Problem description »
Output the records that follow exactly as they are written.
_ _ _ _ _
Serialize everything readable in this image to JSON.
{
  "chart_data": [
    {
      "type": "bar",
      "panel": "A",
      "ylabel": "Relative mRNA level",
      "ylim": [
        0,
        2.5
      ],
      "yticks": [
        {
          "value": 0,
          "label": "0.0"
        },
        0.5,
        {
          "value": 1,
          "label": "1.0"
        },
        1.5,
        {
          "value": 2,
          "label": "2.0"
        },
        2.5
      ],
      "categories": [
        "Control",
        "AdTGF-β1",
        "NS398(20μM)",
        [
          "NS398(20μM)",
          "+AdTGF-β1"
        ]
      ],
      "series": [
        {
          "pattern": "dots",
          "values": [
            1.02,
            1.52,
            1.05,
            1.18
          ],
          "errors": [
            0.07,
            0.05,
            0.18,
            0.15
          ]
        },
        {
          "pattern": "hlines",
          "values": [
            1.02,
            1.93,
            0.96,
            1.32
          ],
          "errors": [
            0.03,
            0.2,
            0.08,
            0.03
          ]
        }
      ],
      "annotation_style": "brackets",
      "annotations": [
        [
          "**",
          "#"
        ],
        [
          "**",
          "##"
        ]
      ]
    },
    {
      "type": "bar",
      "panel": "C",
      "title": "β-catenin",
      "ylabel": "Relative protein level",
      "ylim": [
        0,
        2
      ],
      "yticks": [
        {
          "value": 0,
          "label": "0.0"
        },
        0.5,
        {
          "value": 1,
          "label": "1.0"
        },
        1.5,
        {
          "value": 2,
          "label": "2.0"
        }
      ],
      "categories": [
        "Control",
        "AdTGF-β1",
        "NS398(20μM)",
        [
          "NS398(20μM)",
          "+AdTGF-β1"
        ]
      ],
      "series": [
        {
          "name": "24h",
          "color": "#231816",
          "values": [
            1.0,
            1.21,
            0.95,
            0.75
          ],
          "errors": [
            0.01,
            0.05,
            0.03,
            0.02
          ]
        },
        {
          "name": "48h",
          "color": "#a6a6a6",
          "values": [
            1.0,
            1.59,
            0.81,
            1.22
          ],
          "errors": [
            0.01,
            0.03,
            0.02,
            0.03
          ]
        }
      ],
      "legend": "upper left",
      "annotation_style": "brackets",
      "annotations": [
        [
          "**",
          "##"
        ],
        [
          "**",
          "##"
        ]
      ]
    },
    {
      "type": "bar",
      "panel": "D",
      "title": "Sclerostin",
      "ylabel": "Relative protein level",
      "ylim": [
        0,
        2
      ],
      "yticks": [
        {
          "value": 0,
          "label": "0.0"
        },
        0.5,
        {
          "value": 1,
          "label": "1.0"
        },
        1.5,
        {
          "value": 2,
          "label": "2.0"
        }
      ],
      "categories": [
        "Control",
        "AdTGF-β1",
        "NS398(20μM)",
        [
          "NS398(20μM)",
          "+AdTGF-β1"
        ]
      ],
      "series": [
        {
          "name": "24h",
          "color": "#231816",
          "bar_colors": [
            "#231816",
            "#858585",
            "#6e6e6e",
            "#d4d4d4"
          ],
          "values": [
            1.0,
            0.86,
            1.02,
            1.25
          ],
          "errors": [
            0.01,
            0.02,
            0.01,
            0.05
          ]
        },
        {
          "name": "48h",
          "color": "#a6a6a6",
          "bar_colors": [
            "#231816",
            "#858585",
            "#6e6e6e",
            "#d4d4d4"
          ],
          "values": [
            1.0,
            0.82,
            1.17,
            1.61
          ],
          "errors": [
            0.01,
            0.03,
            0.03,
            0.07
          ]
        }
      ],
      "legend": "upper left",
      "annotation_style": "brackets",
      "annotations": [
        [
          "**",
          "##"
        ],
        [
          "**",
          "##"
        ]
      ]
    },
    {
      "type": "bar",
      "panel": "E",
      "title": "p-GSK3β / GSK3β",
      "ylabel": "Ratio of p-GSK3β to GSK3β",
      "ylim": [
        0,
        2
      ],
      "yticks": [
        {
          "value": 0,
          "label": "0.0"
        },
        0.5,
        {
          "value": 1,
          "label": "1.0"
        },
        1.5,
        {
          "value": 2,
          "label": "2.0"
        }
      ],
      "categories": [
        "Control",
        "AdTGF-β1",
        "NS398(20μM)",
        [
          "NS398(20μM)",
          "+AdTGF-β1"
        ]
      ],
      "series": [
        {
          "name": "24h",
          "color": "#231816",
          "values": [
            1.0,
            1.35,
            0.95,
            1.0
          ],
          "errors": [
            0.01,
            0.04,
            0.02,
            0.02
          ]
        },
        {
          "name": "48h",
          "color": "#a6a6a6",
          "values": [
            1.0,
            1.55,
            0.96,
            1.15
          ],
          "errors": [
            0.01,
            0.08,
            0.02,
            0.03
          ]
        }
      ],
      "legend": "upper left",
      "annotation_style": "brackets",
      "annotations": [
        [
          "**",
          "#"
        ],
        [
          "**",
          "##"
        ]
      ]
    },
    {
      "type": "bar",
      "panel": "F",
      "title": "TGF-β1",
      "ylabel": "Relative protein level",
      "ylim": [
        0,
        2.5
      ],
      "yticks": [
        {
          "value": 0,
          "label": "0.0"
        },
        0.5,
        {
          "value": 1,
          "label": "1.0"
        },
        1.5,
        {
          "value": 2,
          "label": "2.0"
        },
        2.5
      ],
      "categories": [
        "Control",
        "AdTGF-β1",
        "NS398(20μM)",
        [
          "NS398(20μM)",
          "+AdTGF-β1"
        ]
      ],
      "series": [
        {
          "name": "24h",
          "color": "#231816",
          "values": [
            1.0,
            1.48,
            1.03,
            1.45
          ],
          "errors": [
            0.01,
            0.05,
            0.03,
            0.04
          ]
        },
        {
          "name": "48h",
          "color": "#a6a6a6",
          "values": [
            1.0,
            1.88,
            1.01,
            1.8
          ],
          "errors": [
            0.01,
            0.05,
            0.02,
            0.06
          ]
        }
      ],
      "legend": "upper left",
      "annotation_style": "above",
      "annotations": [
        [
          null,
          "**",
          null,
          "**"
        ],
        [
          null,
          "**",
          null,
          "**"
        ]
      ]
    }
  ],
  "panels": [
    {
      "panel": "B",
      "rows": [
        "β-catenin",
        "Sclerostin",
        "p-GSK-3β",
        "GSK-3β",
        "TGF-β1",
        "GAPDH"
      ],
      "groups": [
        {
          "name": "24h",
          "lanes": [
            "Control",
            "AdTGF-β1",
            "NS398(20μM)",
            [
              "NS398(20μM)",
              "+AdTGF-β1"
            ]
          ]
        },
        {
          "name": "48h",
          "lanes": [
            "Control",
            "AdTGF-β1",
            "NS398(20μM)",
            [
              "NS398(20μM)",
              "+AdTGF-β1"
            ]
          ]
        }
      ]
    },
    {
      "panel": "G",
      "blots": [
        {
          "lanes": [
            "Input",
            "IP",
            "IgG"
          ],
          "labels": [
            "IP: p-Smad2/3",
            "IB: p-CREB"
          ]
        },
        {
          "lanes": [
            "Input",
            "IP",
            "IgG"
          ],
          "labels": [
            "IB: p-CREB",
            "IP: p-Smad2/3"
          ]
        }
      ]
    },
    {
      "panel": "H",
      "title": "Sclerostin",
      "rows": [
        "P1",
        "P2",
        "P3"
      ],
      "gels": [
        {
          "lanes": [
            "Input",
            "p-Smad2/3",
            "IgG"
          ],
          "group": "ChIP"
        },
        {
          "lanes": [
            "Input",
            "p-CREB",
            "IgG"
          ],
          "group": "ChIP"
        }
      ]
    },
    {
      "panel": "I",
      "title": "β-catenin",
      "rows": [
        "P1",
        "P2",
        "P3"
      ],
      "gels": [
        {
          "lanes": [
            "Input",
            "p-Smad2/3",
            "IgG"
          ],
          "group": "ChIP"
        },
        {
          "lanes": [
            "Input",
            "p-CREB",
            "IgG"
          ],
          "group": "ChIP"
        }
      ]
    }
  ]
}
_ _ _ _ _
Written response »
Serialize everything readable in this image to JSON.
{
  "chart_data": [
    {
      "type": "bar",
      "panel": "A",
      "ylabel": "Relative mRNA level",
      "ylim": [
        0,
        2.5
      ],
      "yticks": [
        {
          "value": 0,
          "label": "0.0"
        },
        0.5,
        {
          "value": 1,
          "label": "1.0"
        },
        1.5,
        {
          "value": 2,
          "label": "2.0"
        },
        2.5
      ],
      "categories": [
        "Control",
        "AdTGF-β1",
        "NS398(20μM)",
        [
          "NS398(20μM)",
          "+AdTGF-β1"
        ]
      ],
      "series": [
        {
          "pattern": "dots",
          "values": [
            1.02,
            1.52,
            1.05,
            1.18
          ],
          "errors": [
            0.07,
            0.05,
            0.18,
            0.15
          ]
        },
        {
          "pattern": "hlines",
          "values": [
            1.02,
            1.93,
            0.96,
            1.32
          ],
          "errors": [
            0.03,
            0.2,
            0.08,
            0.03
          ]
        }
      ],
      "annotation_style": "brackets",
      "annotations": [
        [
          "**",
          "#"
        ],
        [
          "**",
          "##"
        ]
      ]
    },
    {
      "type": "bar",
      "panel": "C",
      "title": "β-catenin",
      "ylabel": "Relative protein level",
      "ylim": [
        0,
        2
      ],
      "yticks": [
        {
          "value": 0,
          "label": "0.0"
        },
        0.5,
        {
          "value": 1,
          "label": "1.0"
        },
        1.5,
        {
          "value": 2,
          "label": "2.0"
        }
      ],
      "categories": [
        "Control",
        "AdTGF-β1",
        "NS398(20μM)",
        [
          "NS398(20μM)",
          "+AdTGF-β1"
        ]
      ],
      "series": [
        {
          "name": "24h",
          "color": "#231816",
          "values": [
            1.0,
            1.21,
            0.95,
            0.75
          ],
          "errors": [
            0.01,
            0.05,
            0.03,
            0.02
          ]
        },
        {
          "name": "48h",
          "color": "#a6a6a6",
          "values": [
            1.0,
            1.59,
            0.81,
            1.22
          ],
          "errors": [
            0.01,
            0.03,
            0.02,
            0.03
          ]
        }
      ],
      "legend": "upper left",
      "annotation_style": "brackets",
      "annotations": [
        [
          "**",
          "##"
        ],
        [
          "**",
          "##"
        ]
      ]
    },
    {
      "type": "bar",
      "panel": "D",
      "title": "Sclerostin",
      "ylabel": "Relative protein level",
      "ylim": [
        0,
        2
      ],
      "yticks": [
        {
          "value": 0,
          "label": "0.0"
        },
        0.5,
        {
          "value": 1,
          "label": "1.0"
        },
        1.5,
        {
          "value": 2,
          "label": "2.0"
        }
      ],
      "categories": [
        "Control",
        "AdTGF-β1",
        "NS398(20μM)",
        [
          "NS398(20μM)",
          "+AdTGF-β1"
        ]
      ],
      "series": [
        {
          "name": "24h",
          "color": "#231816",
          "bar_colors": [
            "#231816",
            "#858585",
            "#6e6e6e",
            "#d4d4d4"
          ],
          "values": [
            1.0,
            0.86,
            1.02,
            1.25
          ],
          "errors": [
            0.01,
            0.02,
            0.01,
            0.05
          ]
        },
        {
          "name": "48h",
          "color": "#a6a6a6",
          "bar_colors": [
            "#231816",
            "#858585",
            "#6e6e6e",
            "#d4d4d4"
          ],
          "values": [
            1.0,
            0.82,
            1.17,
            1.61
          ],
          "errors": [
            0.01,
            0.03,
            0.03,
            0.07
          ]
        }
      ],
      "legend": "upper left",
      "annotation_style": "brackets",
      "annotations": [
        [
          "**",
          "##"
        ],
        [
          "**",
          "##"
        ]
      ]
    },
    {
      "type": "bar",
      "panel": "E",
      "title": "p-GSK3β / GSK3β",
      "ylabel": "Ratio of p-GSK3β to GSK3β",
      "ylim": [
        0,
        2
      ],
      "yticks": [
        {
          "value": 0,
          "label": "0.0"
        },
        0.5,
        {
          "value": 1,
          "label": "1.0"
        },
        1.5,
        {
          "value": 2,
          "label": "2.0"
        }
      ],
      "categories": [
        "Control",
        "AdTGF-β1",
        "NS398(20μM)",
        [
          "NS398(20μM)",
          "+AdTGF-β1"
        ]
      ],
      "series": [
        {
          "name": "24h",
          "color": "#231816",
          "values": [
            1.0,
            1.35,
            0.95,
            1.0
          ],
          "errors": [
            0.01,
            0.04,
            0.02,
            0.02
          ]
        },
        {
          "name": "48h",
          "color": "#a6a6a6",
          "values": [
            1.0,
            1.55,
            0.96,
            1.15
          ],
          "errors": [
            0.01,
            0.08,
            0.02,
            0.03
          ]
        }
      ],
      "legend": "upper left",
      "annotation_style": "brackets",
      "annotations": [
        [
          "**",
          "#"
        ],
        [
          "**",
          "##"
        ]
      ]
    },
    {
      "type": "bar",
      "panel": "F",
      "title": "TGF-β1",
      "ylabel": "Relative protein level",
      "ylim": [
        0,
        2.5
      ],
      "yticks": [
        {
          "value": 0,
          "label": "0.0"
        },
        0.5,
        {
          "value": 1,
          "label": "1.0"
        },
        1.5,
        {
          "value": 2,
          "label": "2.0"
        },
        2.5
      ],
      "categories": [
        "Control",
        "AdTGF-β1",
        "NS398(20μM)",
        [
          "NS398(20μM)",
          "+AdTGF-β1"
        ]
      ],
      "series": [
        {
          "name": "24h",
          "color": "#231816",
          "values": [
            1.0,
            1.48,
            1.03,
            1.45
          ],
          "errors": [
            0.01,
            0.05,
            0.03,
            0.04
          ]
        },
        {
          "name": "48h",
          "color": "#a6a6a6",
          "values": [
            1.0,
            1.88,
            1.01,
            1.8
          ],
          "errors": [
            0.01,
            0.05,
            0.02,
            0.06
          ]
        }
      ],
      "legend": "upper left",
      "annotation_style": "above",
      "annotations": [
        [
          null,
          "**",
          null,
          "**"
        ],
        [
          null,
          "**",
          null,
          "**"
        ]
      ]
    }
  ],
  "panels": [
    {
      "panel": "B",
      "rows": [
        "β-catenin",
        "Sclerostin",
        "p-GSK-3β",
        "GSK-3β",
        "TGF-β1",
        "GAPDH"
      ],
      "groups": [
        {
          "name": "24h",
          "lanes": [
            "Control",
            "AdTGF-β1",
            "NS398(20μM)",
            [
              "NS398(20μM)",
              "+AdTGF-β1"
            ]
          ]
        },
        {
          "name": "48h",
          "lanes": [
            "Control",
            "AdTGF-β1",
            "NS398(20μM)",
            [
              "NS398(20μM)",
              "+AdTGF-β1"
            ]
          ]
        }
      ]
    },
    {
      "panel": "G",
      "blots": [
        {
          "lanes": [
            "Input",
            "IP",
            "IgG"
          ],
          "labels": [
            "IP: p-Smad2/3",
            "IB: p-CREB"
          ]
        },
        {
          "lanes": [
            "Input",
            "IP",
            "IgG"
          ],
          "labels": [
            "IB: p-CREB",
            "IP: p-Smad2/3"
          ]
        }
      ]
    },
    {
      "panel": "H",
      "title": "Sclerostin",
      "rows": [
        "P1",
        "P2",
        "P3"
      ],
      "gels": [
        {
          "lanes": [
            "Input",
            "p-Smad2/3",
            "IgG"
          ],
          "group": "ChIP"
        },
        {
          "lanes": [
            "Input",
            "p-CREB",
            "IgG"
          ],
          "group": "ChIP"
        }
      ]
    },
    {
      "panel": "I",
      "title": "β-catenin",
      "rows": [
        "P1",
        "P2",
        "P3"
      ],
      "gels": [
        {
          "lanes": [
            "Input",
            "p-Smad2/3",
            "IgG"
          ],
          "group": "ChIP"
        },
        {
          "lanes": [
            "Input",
            "p-CREB",
            "IgG"
          ],
          "group": "ChIP"
        }
      ]
    }
  ]
}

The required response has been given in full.